→ Requirement: Give the records again, word for word.

============

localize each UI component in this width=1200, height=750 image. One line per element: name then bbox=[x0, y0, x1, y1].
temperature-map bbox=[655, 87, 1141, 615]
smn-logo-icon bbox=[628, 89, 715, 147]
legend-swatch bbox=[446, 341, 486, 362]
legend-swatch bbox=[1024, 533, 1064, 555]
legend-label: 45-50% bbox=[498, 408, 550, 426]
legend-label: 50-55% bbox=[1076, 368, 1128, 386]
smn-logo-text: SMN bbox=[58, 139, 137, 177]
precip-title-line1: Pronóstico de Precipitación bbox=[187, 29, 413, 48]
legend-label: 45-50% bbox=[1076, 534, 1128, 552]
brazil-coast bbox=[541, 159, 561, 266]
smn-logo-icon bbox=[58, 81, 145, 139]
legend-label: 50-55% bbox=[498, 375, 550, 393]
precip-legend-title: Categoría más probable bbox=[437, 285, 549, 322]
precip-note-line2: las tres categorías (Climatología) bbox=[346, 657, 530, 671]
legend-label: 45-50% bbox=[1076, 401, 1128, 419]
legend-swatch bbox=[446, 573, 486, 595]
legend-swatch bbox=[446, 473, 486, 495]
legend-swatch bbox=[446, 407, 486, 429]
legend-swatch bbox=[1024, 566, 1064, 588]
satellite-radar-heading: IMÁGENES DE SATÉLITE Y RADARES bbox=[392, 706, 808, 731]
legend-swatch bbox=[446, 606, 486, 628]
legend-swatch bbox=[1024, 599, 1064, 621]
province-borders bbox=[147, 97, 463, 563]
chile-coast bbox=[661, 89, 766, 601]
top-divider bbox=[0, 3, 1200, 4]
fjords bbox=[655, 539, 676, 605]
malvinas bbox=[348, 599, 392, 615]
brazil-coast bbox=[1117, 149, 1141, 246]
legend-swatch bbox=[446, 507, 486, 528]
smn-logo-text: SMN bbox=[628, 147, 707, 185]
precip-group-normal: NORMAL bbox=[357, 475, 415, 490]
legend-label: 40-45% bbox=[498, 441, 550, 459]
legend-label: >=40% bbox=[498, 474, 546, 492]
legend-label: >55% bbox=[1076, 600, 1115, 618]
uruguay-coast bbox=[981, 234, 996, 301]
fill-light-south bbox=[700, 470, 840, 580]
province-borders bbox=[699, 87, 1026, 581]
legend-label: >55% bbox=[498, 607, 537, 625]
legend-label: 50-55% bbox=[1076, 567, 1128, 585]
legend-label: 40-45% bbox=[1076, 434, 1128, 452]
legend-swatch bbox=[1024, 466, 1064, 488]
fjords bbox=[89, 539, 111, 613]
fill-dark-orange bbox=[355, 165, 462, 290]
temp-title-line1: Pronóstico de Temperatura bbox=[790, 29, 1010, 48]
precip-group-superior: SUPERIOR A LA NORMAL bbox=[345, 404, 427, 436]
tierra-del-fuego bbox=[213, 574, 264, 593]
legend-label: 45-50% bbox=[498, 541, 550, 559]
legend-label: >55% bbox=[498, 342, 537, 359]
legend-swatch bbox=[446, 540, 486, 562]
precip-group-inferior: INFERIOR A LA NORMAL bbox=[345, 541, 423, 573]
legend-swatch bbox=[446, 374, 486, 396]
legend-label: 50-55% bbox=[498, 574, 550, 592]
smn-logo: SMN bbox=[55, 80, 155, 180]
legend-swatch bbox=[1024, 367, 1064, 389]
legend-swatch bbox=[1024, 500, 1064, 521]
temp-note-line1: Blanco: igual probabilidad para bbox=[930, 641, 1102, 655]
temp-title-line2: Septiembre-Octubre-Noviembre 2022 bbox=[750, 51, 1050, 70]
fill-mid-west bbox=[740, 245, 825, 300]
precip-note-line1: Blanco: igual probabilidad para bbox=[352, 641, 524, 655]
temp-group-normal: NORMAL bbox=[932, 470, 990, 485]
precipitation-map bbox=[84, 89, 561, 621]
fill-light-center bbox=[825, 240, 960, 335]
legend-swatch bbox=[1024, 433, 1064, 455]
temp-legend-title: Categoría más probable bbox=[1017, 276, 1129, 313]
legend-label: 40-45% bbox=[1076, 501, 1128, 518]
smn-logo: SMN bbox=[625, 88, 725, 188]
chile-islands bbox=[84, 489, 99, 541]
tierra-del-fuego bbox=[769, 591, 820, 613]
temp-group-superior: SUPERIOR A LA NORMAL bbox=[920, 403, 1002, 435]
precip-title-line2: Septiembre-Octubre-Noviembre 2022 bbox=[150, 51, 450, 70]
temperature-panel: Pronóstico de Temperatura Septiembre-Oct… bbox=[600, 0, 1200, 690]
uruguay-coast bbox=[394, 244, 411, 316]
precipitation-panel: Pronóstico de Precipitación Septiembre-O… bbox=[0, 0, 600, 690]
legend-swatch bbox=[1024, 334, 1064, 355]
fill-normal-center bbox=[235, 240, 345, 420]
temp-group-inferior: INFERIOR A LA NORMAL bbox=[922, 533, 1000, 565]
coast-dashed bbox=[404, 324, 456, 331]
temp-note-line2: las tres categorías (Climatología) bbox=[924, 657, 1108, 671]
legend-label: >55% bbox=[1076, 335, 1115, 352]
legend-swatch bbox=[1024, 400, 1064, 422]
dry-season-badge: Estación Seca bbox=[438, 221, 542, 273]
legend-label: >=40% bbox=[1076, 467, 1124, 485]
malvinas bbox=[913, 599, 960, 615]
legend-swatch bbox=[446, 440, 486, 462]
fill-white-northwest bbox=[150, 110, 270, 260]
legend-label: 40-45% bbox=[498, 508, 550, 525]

============

→ Answer to this exercise:
localize each UI component in this width=1200, height=750 image. One line per element: name then bbox=[x0, y0, x1, y1].
temperature-map bbox=[655, 87, 1141, 615]
smn-logo-icon bbox=[628, 89, 715, 147]
legend-swatch bbox=[446, 341, 486, 362]
legend-swatch bbox=[1024, 533, 1064, 555]
legend-label: 45-50% bbox=[498, 408, 550, 426]
legend-label: 50-55% bbox=[1076, 368, 1128, 386]
smn-logo-text: SMN bbox=[58, 139, 137, 177]
precip-title-line1: Pronóstico de Precipitación bbox=[187, 29, 413, 48]
legend-label: 45-50% bbox=[1076, 534, 1128, 552]
brazil-coast bbox=[541, 159, 561, 266]
smn-logo-icon bbox=[58, 81, 145, 139]
legend-label: 50-55% bbox=[498, 375, 550, 393]
precip-legend-title: Categoría más probable bbox=[437, 285, 549, 322]
precip-note-line2: las tres categorías (Climatología) bbox=[346, 657, 530, 671]
legend-label: 45-50% bbox=[1076, 401, 1128, 419]
legend-swatch bbox=[446, 573, 486, 595]
legend-swatch bbox=[446, 473, 486, 495]
legend-swatch bbox=[446, 407, 486, 429]
legend-swatch bbox=[1024, 566, 1064, 588]
satellite-radar-heading: IMÁGENES DE SATÉLITE Y RADARES bbox=[392, 706, 808, 731]
legend-swatch bbox=[446, 606, 486, 628]
legend-swatch bbox=[1024, 599, 1064, 621]
province-borders bbox=[147, 97, 463, 563]
chile-coast bbox=[661, 89, 766, 601]
top-divider bbox=[0, 3, 1200, 4]
fjords bbox=[655, 539, 676, 605]
malvinas bbox=[348, 599, 392, 615]
brazil-coast bbox=[1117, 149, 1141, 246]
legend-swatch bbox=[446, 507, 486, 528]
smn-logo-text: SMN bbox=[628, 147, 707, 185]
precip-group-normal: NORMAL bbox=[357, 475, 415, 490]
legend-label: 40-45% bbox=[498, 441, 550, 459]
legend-label: >=40% bbox=[498, 474, 546, 492]
legend-label: >55% bbox=[1076, 600, 1115, 618]
uruguay-coast bbox=[981, 234, 996, 301]
fill-light-south bbox=[700, 470, 840, 580]
province-borders bbox=[699, 87, 1026, 581]
legend-label: >55% bbox=[498, 607, 537, 625]
legend-label: 50-55% bbox=[1076, 567, 1128, 585]
legend-label: 40-45% bbox=[1076, 434, 1128, 452]
legend-swatch bbox=[1024, 466, 1064, 488]
fjords bbox=[89, 539, 111, 613]
fill-dark-orange bbox=[355, 165, 462, 290]
temp-title-line1: Pronóstico de Temperatura bbox=[790, 29, 1010, 48]
precip-group-superior: SUPERIOR A LA NORMAL bbox=[345, 404, 427, 436]
tierra-del-fuego bbox=[213, 574, 264, 593]
legend-label: 45-50% bbox=[498, 541, 550, 559]
legend-label: >55% bbox=[498, 342, 537, 359]
legend-swatch bbox=[446, 540, 486, 562]
precip-group-inferior: INFERIOR A LA NORMAL bbox=[345, 541, 423, 573]
legend-swatch bbox=[446, 374, 486, 396]
legend-label: 50-55% bbox=[498, 574, 550, 592]
smn-logo: SMN bbox=[55, 80, 155, 180]
legend-swatch bbox=[1024, 367, 1064, 389]
legend-swatch bbox=[1024, 500, 1064, 521]
temp-note-line1: Blanco: igual probabilidad para bbox=[930, 641, 1102, 655]
temp-title-line2: Septiembre-Octubre-Noviembre 2022 bbox=[750, 51, 1050, 70]
fill-mid-west bbox=[740, 245, 825, 300]
precip-note-line1: Blanco: igual probabilidad para bbox=[352, 641, 524, 655]
temp-group-normal: NORMAL bbox=[932, 470, 990, 485]
precipitation-map bbox=[84, 89, 561, 621]
fill-light-center bbox=[825, 240, 960, 335]
legend-swatch bbox=[1024, 433, 1064, 455]
temp-legend-title: Categoría más probable bbox=[1017, 276, 1129, 313]
legend-label: 40-45% bbox=[1076, 501, 1128, 518]
smn-logo: SMN bbox=[625, 88, 725, 188]
chile-islands bbox=[84, 489, 99, 541]
tierra-del-fuego bbox=[769, 591, 820, 613]
temp-group-superior: SUPERIOR A LA NORMAL bbox=[920, 403, 1002, 435]
precip-title-line2: Septiembre-Octubre-Noviembre 2022 bbox=[150, 51, 450, 70]
temperature-panel: Pronóstico de Temperatura Septiembre-Oct… bbox=[600, 0, 1200, 690]
uruguay-coast bbox=[394, 244, 411, 316]
precipitation-panel: Pronóstico de Precipitación Septiembre-O… bbox=[0, 0, 600, 690]
legend-swatch bbox=[1024, 334, 1064, 355]
fill-normal-center bbox=[235, 240, 345, 420]
temp-group-inferior: INFERIOR A LA NORMAL bbox=[922, 533, 1000, 565]
coast-dashed bbox=[404, 324, 456, 331]
temp-note-line2: las tres categorías (Climatología) bbox=[924, 657, 1108, 671]
legend-label: >55% bbox=[1076, 335, 1115, 352]
legend-swatch bbox=[1024, 400, 1064, 422]
dry-season-badge: Estación Seca bbox=[438, 221, 542, 273]
legend-label: >=40% bbox=[1076, 467, 1124, 485]
malvinas bbox=[913, 599, 960, 615]
legend-swatch bbox=[446, 440, 486, 462]
fill-white-northwest bbox=[150, 110, 270, 260]
legend-label: 40-45% bbox=[498, 508, 550, 525]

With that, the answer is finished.